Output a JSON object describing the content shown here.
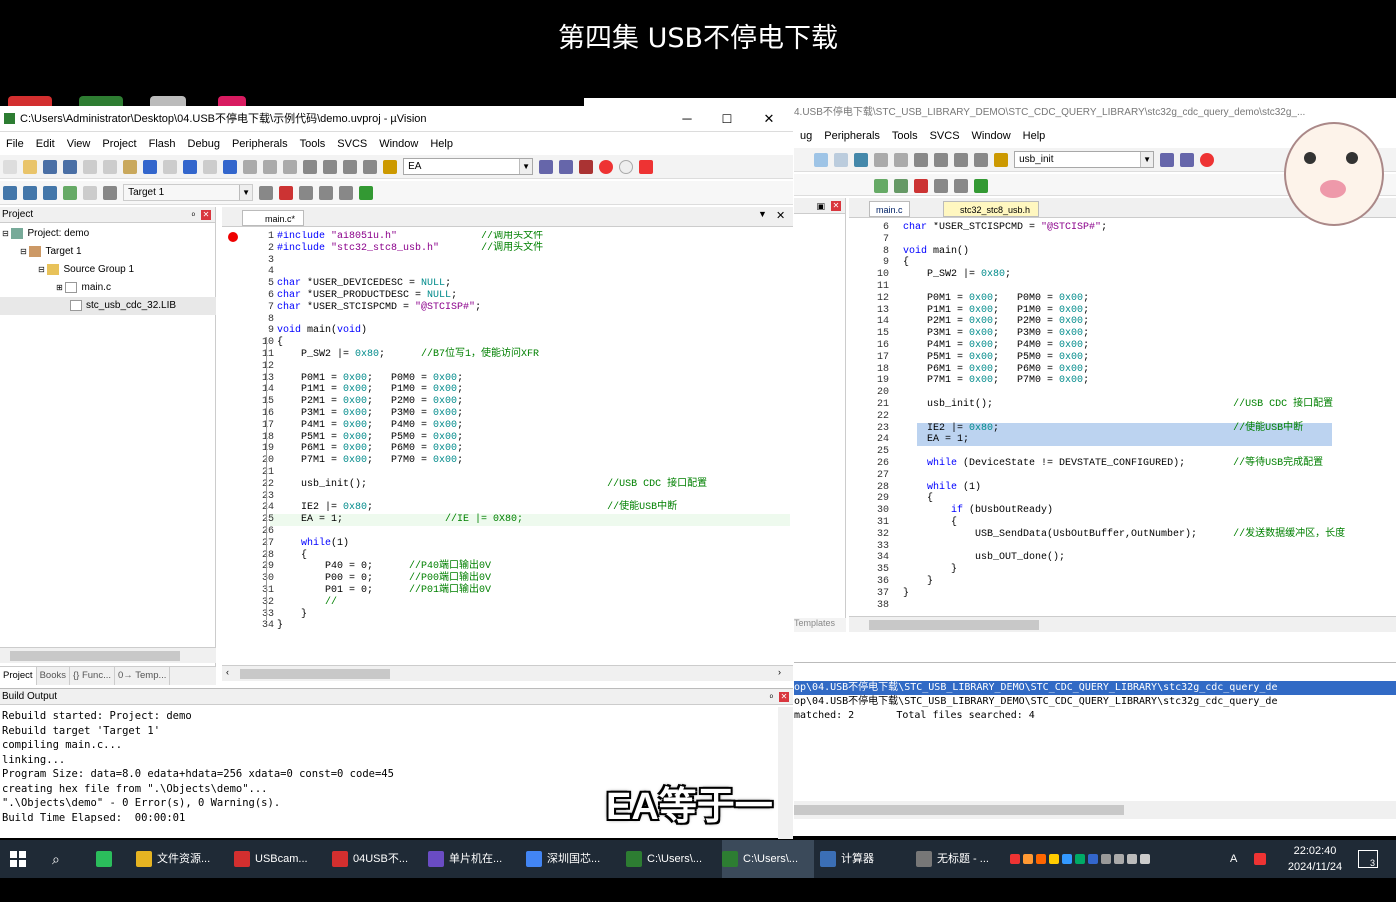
{
  "video_title": "第四集 USB不停电下载",
  "subtitle": "EA等于一",
  "left_window": {
    "title": "C:\\Users\\Administrator\\Desktop\\04.USB不停电下载\\示例代码\\demo.uvproj - µVision",
    "menu": [
      "File",
      "Edit",
      "View",
      "Project",
      "Flash",
      "Debug",
      "Peripherals",
      "Tools",
      "SVCS",
      "Window",
      "Help"
    ],
    "toolbar_combo": "EA",
    "target_combo": "Target 1",
    "project_pane_title": "Project",
    "tree": [
      "Project: demo",
      "Target 1",
      "Source Group 1",
      "main.c",
      "stc_usb_cdc_32.LIB"
    ],
    "bottom_tabs": [
      "Project",
      "Books",
      "{} Func...",
      "0→ Temp..."
    ],
    "editor_tab": "main.c*",
    "code_lines": [
      "#include \"ai8051u.h\"              //调用头文件",
      "#include \"stc32_stc8_usb.h\"       //调用头文件",
      "",
      "",
      "char *USER_DEVICEDESC = NULL;",
      "char *USER_PRODUCTDESC = NULL;",
      "char *USER_STCISPCMD = \"@STCISP#\";",
      "",
      "void main(void)",
      "{",
      "    P_SW2 |= 0x80;      //B7位写1，使能访问XFR",
      "",
      "    P0M1 = 0x00;   P0M0 = 0x00;",
      "    P1M1 = 0x00;   P1M0 = 0x00;",
      "    P2M1 = 0x00;   P2M0 = 0x00;",
      "    P3M1 = 0x00;   P3M0 = 0x00;",
      "    P4M1 = 0x00;   P4M0 = 0x00;",
      "    P5M1 = 0x00;   P5M0 = 0x00;",
      "    P6M1 = 0x00;   P6M0 = 0x00;",
      "    P7M1 = 0x00;   P7M0 = 0x00;",
      "",
      "    usb_init();                                        //USB CDC 接口配置",
      "",
      "    IE2 |= 0x80;                                       //使能USB中断",
      "    EA = 1;                 //IE |= 0X80;",
      "",
      "    while(1)",
      "    {",
      "        P40 = 0;      //P40端口输出0V",
      "        P00 = 0;      //P00端口输出0V",
      "        P01 = 0;      //P01端口输出0V",
      "        //",
      "    }",
      "}"
    ],
    "build_output_title": "Build Output",
    "build_output": [
      "Rebuild started: Project: demo",
      "Rebuild target 'Target 1'",
      "compiling main.c...",
      "linking...",
      "Program Size: data=8.0 edata+hdata=256 xdata=0 const=0 code=45",
      "creating hex file from \".\\Objects\\demo\"...",
      "\".\\Objects\\demo\" - 0 Error(s), 0 Warning(s).",
      "Build Time Elapsed:  00:00:01"
    ]
  },
  "right_window": {
    "title": "4.USB不停电下载\\STC_USB_LIBRARY_DEMO\\STC_CDC_QUERY_LIBRARY\\stc32g_cdc_query_demo\\stc32g_...",
    "menu": [
      "ug",
      "Peripherals",
      "Tools",
      "SVCS",
      "Window",
      "Help"
    ],
    "toolbar_combo": "usb_init",
    "tabs": [
      "main.c",
      "stc32_stc8_usb.h"
    ],
    "side_label": "Templates",
    "line_start": 6,
    "code_lines": [
      "char *USER_STCISPCMD = \"@STCISP#\";",
      "",
      "void main()",
      "{",
      "    P_SW2 |= 0x80;",
      "",
      "    P0M1 = 0x00;   P0M0 = 0x00;",
      "    P1M1 = 0x00;   P1M0 = 0x00;",
      "    P2M1 = 0x00;   P2M0 = 0x00;",
      "    P3M1 = 0x00;   P3M0 = 0x00;",
      "    P4M1 = 0x00;   P4M0 = 0x00;",
      "    P5M1 = 0x00;   P5M0 = 0x00;",
      "    P6M1 = 0x00;   P6M0 = 0x00;",
      "    P7M1 = 0x00;   P7M0 = 0x00;",
      "",
      "    usb_init();                                        //USB CDC 接口配置",
      "",
      "    IE2 |= 0x80;                                       //使能USB中断",
      "    EA = 1;",
      "",
      "    while (DeviceState != DEVSTATE_CONFIGURED);        //等待USB完成配置",
      "",
      "    while (1)",
      "    {",
      "        if (bUsbOutReady)",
      "        {",
      "            USB_SendData(UsbOutBuffer,OutNumber);      //发送数据缓冲区，长度",
      "",
      "            usb_OUT_done();",
      "        }",
      "    }",
      "}",
      ""
    ],
    "find_results": [
      "op\\04.USB不停电下载\\STC_USB_LIBRARY_DEMO\\STC_CDC_QUERY_LIBRARY\\stc32g_cdc_query_de",
      "op\\04.USB不停电下载\\STC_USB_LIBRARY_DEMO\\STC_CDC_QUERY_LIBRARY\\stc32g_cdc_query_de",
      "matched: 2       Total files searched: 4"
    ]
  },
  "taskbar": {
    "items": [
      "文件资源...",
      "USBcam...",
      "04USB不...",
      "单片机在...",
      "深圳国芯...",
      "C:\\Users\\...",
      "C:\\Users\\...",
      "计算器",
      "无标题 - ..."
    ],
    "tray_lang": "A",
    "time": "22:02:40",
    "date": "2024/11/24",
    "notif_count": "3"
  }
}
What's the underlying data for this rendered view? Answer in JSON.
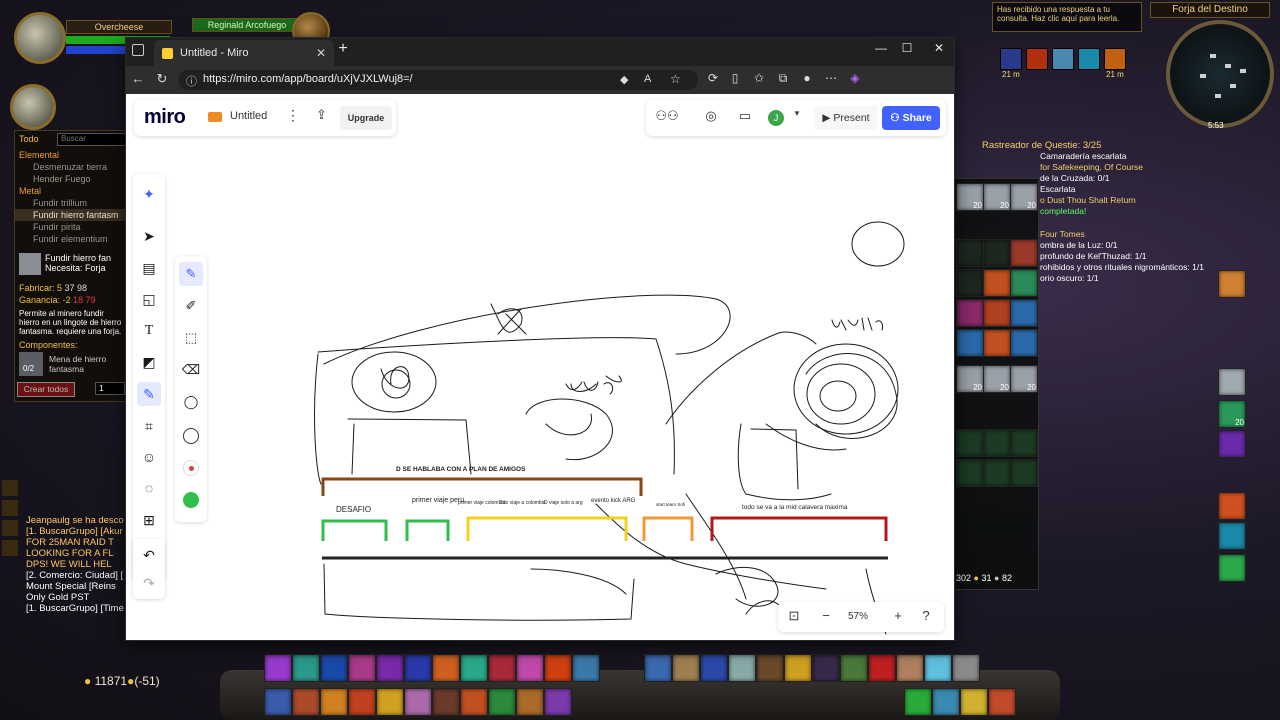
=====
Exercise prompt: Go through the listing above and quote it exactly, apart from its images.

Written answer:
Output a JSON object describing the content shown here.
{
  "video_title": "第四集 USB不停电下载",
  "subtitle": "EA等于一",
  "left_window": {
    "title": "C:\\Users\\Administrator\\Desktop\\04.USB不停电下载\\示例代码\\demo.uvproj - µVision",
    "menu": [
      "File",
      "Edit",
      "View",
      "Project",
      "Flash",
      "Debug",
      "Peripherals",
      "Tools",
      "SVCS",
      "Window",
      "Help"
    ],
    "toolbar_combo": "EA",
    "target_combo": "Target 1",
    "project_pane_title": "Project",
    "tree": [
      "Project: demo",
      "Target 1",
      "Source Group 1",
      "main.c",
      "stc_usb_cdc_32.LIB"
    ],
    "bottom_tabs": [
      "Project",
      "Books",
      "{} Func...",
      "0→ Temp..."
    ],
    "editor_tab": "main.c*",
    "code_lines": [
      "#include \"ai8051u.h\"              //调用头文件",
      "#include \"stc32_stc8_usb.h\"       //调用头文件",
      "",
      "",
      "char *USER_DEVICEDESC = NULL;",
      "char *USER_PRODUCTDESC = NULL;",
      "char *USER_STCISPCMD = \"@STCISP#\";",
      "",
      "void main(void)",
      "{",
      "    P_SW2 |= 0x80;      //B7位写1，使能访问XFR",
      "",
      "    P0M1 = 0x00;   P0M0 = 0x00;",
      "    P1M1 = 0x00;   P1M0 = 0x00;",
      "    P2M1 = 0x00;   P2M0 = 0x00;",
      "    P3M1 = 0x00;   P3M0 = 0x00;",
      "    P4M1 = 0x00;   P4M0 = 0x00;",
      "    P5M1 = 0x00;   P5M0 = 0x00;",
      "    P6M1 = 0x00;   P6M0 = 0x00;",
      "    P7M1 = 0x00;   P7M0 = 0x00;",
      "",
      "    usb_init();                                        //USB CDC 接口配置",
      "",
      "    IE2 |= 0x80;                                       //使能USB中断",
      "    EA = 1;                 //IE |= 0X80;",
      "",
      "    while(1)",
      "    {",
      "        P40 = 0;      //P40端口输出0V",
      "        P00 = 0;      //P00端口输出0V",
      "        P01 = 0;      //P01端口输出0V",
      "        //",
      "    }",
      "}"
    ],
    "build_output_title": "Build Output",
    "build_output": [
      "Rebuild started: Project: demo",
      "Rebuild target 'Target 1'",
      "compiling main.c...",
      "linking...",
      "Program Size: data=8.0 edata+hdata=256 xdata=0 const=0 code=45",
      "creating hex file from \".\\Objects\\demo\"...",
      "\".\\Objects\\demo\" - 0 Error(s), 0 Warning(s).",
      "Build Time Elapsed:  00:00:01"
    ]
  },
  "right_window": {
    "title": "4.USB不停电下载\\STC_USB_LIBRARY_DEMO\\STC_CDC_QUERY_LIBRARY\\stc32g_cdc_query_demo\\stc32g_...",
    "menu": [
      "ug",
      "Peripherals",
      "Tools",
      "SVCS",
      "Window",
      "Help"
    ],
    "toolbar_combo": "usb_init",
    "tabs": [
      "main.c",
      "stc32_stc8_usb.h"
    ],
    "side_label": "Templates",
    "line_start": 6,
    "code_lines": [
      "char *USER_STCISPCMD = \"@STCISP#\";",
      "",
      "void main()",
      "{",
      "    P_SW2 |= 0x80;",
      "",
      "    P0M1 = 0x00;   P0M0 = 0x00;",
      "    P1M1 = 0x00;   P1M0 = 0x00;",
      "    P2M1 = 0x00;   P2M0 = 0x00;",
      "    P3M1 = 0x00;   P3M0 = 0x00;",
      "    P4M1 = 0x00;   P4M0 = 0x00;",
      "    P5M1 = 0x00;   P5M0 = 0x00;",
      "    P6M1 = 0x00;   P6M0 = 0x00;",
      "    P7M1 = 0x00;   P7M0 = 0x00;",
      "",
      "    usb_init();                                        //USB CDC 接口配置",
      "",
      "    IE2 |= 0x80;                                       //使能USB中断",
      "    EA = 1;",
      "",
      "    while (DeviceState != DEVSTATE_CONFIGURED);        //等待USB完成配置",
      "",
      "    while (1)",
      "    {",
      "        if (bUsbOutReady)",
      "        {",
      "            USB_SendData(UsbOutBuffer,OutNumber);      //发送数据缓冲区，长度",
      "",
      "            usb_OUT_done();",
      "        }",
      "    }",
      "}",
      ""
    ],
    "find_results": [
      "op\\04.USB不停电下载\\STC_USB_LIBRARY_DEMO\\STC_CDC_QUERY_LIBRARY\\stc32g_cdc_query_de",
      "op\\04.USB不停电下载\\STC_USB_LIBRARY_DEMO\\STC_CDC_QUERY_LIBRARY\\stc32g_cdc_query_de",
      "matched: 2       Total files searched: 4"
    ]
  },
  "taskbar": {
    "items": [
      "文件资源...",
      "USBcam...",
      "04USB不...",
      "单片机在...",
      "深圳国芯...",
      "C:\\Users\\...",
      "C:\\Users\\...",
      "计算器",
      "无标题 - ..."
    ],
    "tray_lang": "A",
    "time": "22:02:40",
    "date": "2024/11/24",
    "notif_count": "3"
  }
}
What's the underlying data for this rendered view? Answer in JSON.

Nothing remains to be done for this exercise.